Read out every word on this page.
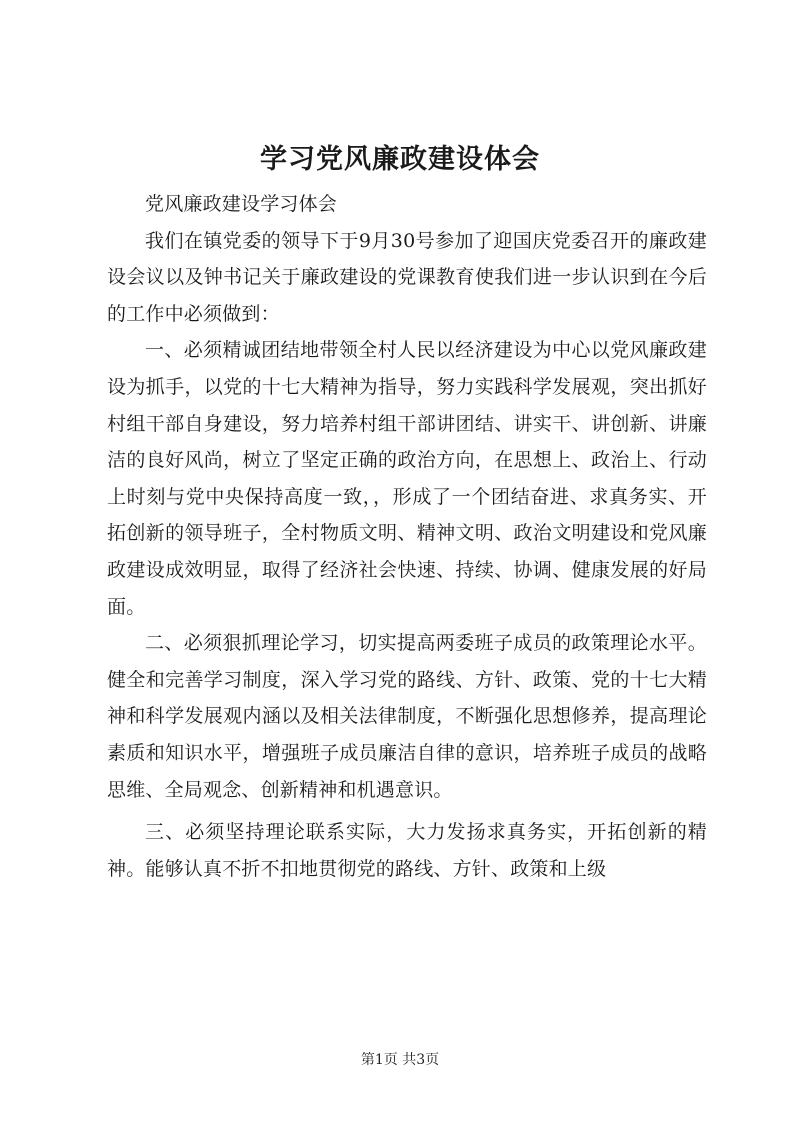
学习党风廉政建设体会

党风廉政建设学习体会

我们在镇党委的领导下于9月30号参加了迎国庆党委召开的廉政建设会议以及钟书记关于廉政建设的党课教育使我们进一步认识到在今后的工作中必须做到：

一、必须精诚团结地带领全村人民以经济建设为中心以党风廉政建设为抓手，以党的十七大精神为指导，努力实践科学发展观，突出抓好村组干部自身建设，努力培养村组干部讲团结、讲实干、讲创新、讲廉洁的良好风尚，树立了坚定正确的政治方向，在思想上、政治上、行动上时刻与党中央保持高度一致，，形成了一个团结奋进、求真务实、开拓创新的领导班子，全村物质文明、精神文明、政治文明建设和党风廉政建设成效明显，取得了经济社会快速、持续、协调、健康发展的好局面。

二、必须狠抓理论学习，切实提高两委班子成员的政策理论水平。健全和完善学习制度，深入学习党的路线、方针、政策、党的十七大精神和科学发展观内涵以及相关法律制度，不断强化思想修养，提高理论素质和知识水平，增强班子成员廉洁自律的意识，培养班子成员的战略思维、全局观念、创新精神和机遇意识。

三、必须坚持理论联系实际，大力发扬求真务实，开拓创新的精神。能够认真不折不扣地贯彻党的路线、方针、政策和上级

第1页 共3页
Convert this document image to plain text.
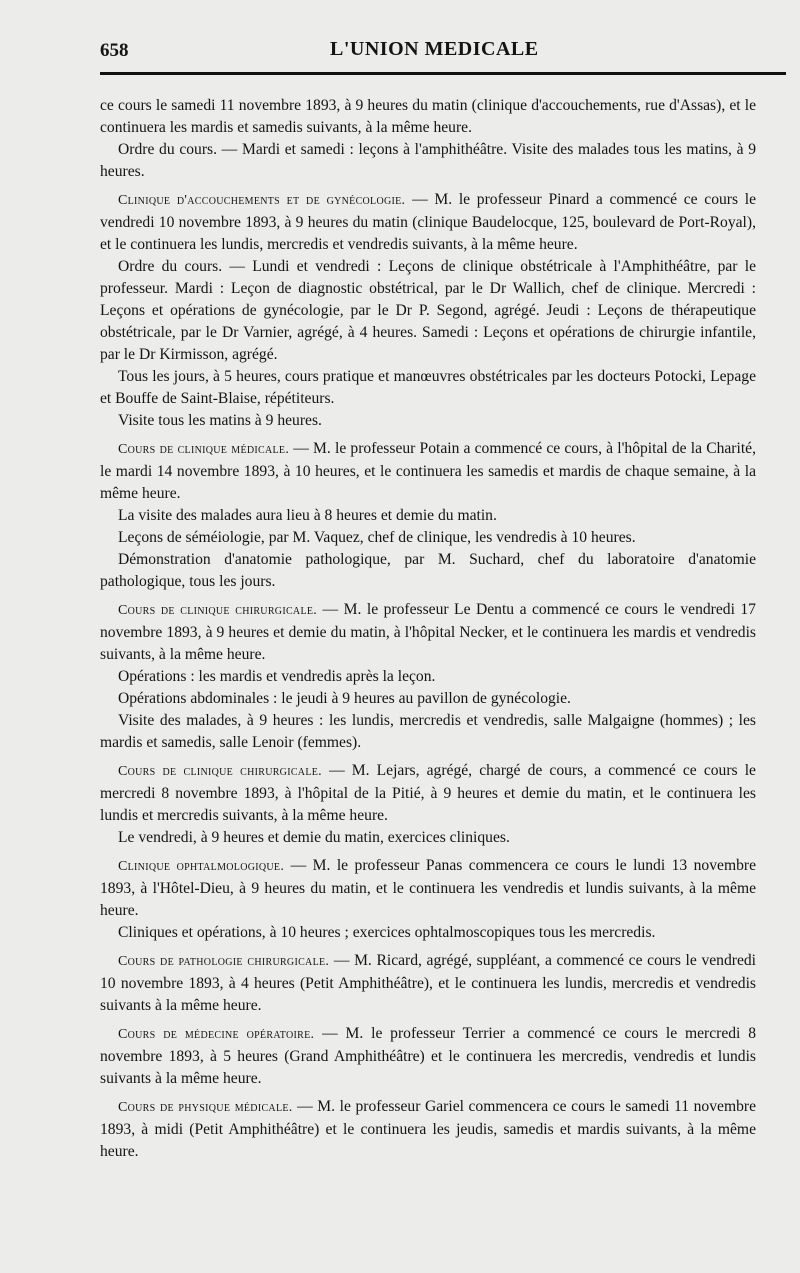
658	L'UNION MEDICALE

ce cours le samedi 11 novembre 1893, à 9 heures du matin (clinique d'accouchements, rue d'Assas), et le continuera les mardis et samedis suivants, à la même heure.

Ordre du cours. — Mardi et samedi : leçons à l'amphithéâtre. Visite des malades tous les matins, à 9 heures.

Clinique d'accouchements et de gynécologie. — M. le professeur Pinard a commencé ce cours le vendredi 10 novembre 1893, à 9 heures du matin (clinique Baudelocque, 125, boulevard de Port-Royal), et le continuera les lundis, mercredis et vendredis suivants, à la même heure.

Ordre du cours. — Lundi et vendredi : Leçons de clinique obstétricale à l'Amphithéâtre, par le professeur. Mardi : Leçon de diagnostic obstétrical, par le Dr Wallich, chef de clinique. Mercredi : Leçons et opérations de gynécologie, par le Dr P. Segond, agrégé. Jeudi : Leçons de thérapeutique obstétricale, par le Dr Varnier, agrégé, à 4 heures. Samedi : Leçons et opérations de chirurgie infantile, par le Dr Kirmisson, agrégé.

Tous les jours, à 5 heures, cours pratique et manœuvres obstétricales par les docteurs Potocki, Lepage et Bouffe de Saint-Blaise, répétiteurs.

Visite tous les matins à 9 heures.

Cours de clinique médicale. — M. le professeur Potain a commencé ce cours, à l'hôpital de la Charité, le mardi 14 novembre 1893, à 10 heures, et le continuera les samedis et mardis de chaque semaine, à la même heure.

La visite des malades aura lieu à 8 heures et demie du matin.

Leçons de séméiologie, par M. Vaquez, chef de clinique, les vendredis à 10 heures.

Démonstration d'anatomie pathologique, par M. Suchard, chef du laboratoire d'anatomie pathologique, tous les jours.

Cours de clinique chirurgicale. — M. le professeur Le Dentu a commencé ce cours le vendredi 17 novembre 1893, à 9 heures et demie du matin, à l'hôpital Necker, et le continuera les mardis et vendredis suivants, à la même heure.

Opérations : les mardis et vendredis après la leçon.

Opérations abdominales : le jeudi à 9 heures au pavillon de gynécologie.

Visite des malades, à 9 heures : les lundis, mercredis et vendredis, salle Malgaigne (hommes) ; les mardis et samedis, salle Lenoir (femmes).

Cours de clinique chirurgicale. — M. Lejars, agrégé, chargé de cours, a commencé ce cours le mercredi 8 novembre 1893, à l'hôpital de la Pitié, à 9 heures et demie du matin, et le continuera les lundis et mercredis suivants, à la même heure.

Le vendredi, à 9 heures et demie du matin, exercices cliniques.

Clinique ophtalmologique. — M. le professeur Panas commencera ce cours le lundi 13 novembre 1893, à l'Hôtel-Dieu, à 9 heures du matin, et le continuera les vendredis et lundis suivants, à la même heure.

Cliniques et opérations, à 10 heures ; exercices ophtalmoscopiques tous les mercredis.

Cours de pathologie chirurgicale. — M. Ricard, agrégé, suppléant, a commencé ce cours le vendredi 10 novembre 1893, à 4 heures (Petit Amphithéâtre), et le continuera les lundis, mercredis et vendredis suivants à la même heure.

Cours de médecine opératoire. — M. le professeur Terrier a commencé ce cours le mercredi 8 novembre 1893, à 5 heures (Grand Amphithéâtre) et le continuera les mercredis, vendredis et lundis suivants à la même heure.

Cours de physique médicale. — M. le professeur Gariel commencera ce cours le samedi 11 novembre 1893, à midi (Petit Amphithéâtre) et le continuera les jeudis, samedis et mardis suivants, à la même heure.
───
Problem to work on:
Identify lines with the string "Ordre". Copy each one.

Answer to the task:
Ordre du cours. — Mardi et samedi : leçons à l'amphithéâtre. Visite des malades tous les matins, à 9 heures.
Ordre du cours. — Lundi et vendredi : Leçons de clinique obstétricale à l'Amphithéâtre, par le professeur. Mardi : Leçon de diagnostic obstétrical, par le Dr Wallich, chef de clinique. Mercredi : Leçons et opérations de gynécologie, par le Dr P. Segond, agrégé. Jeudi : Leçons de thérapeutique obstétricale, par le Dr Varnier, agrégé, à 4 heures. Samedi : Leçons et opérations de chirurgie infantile, par le Dr Kirmisson, agrégé.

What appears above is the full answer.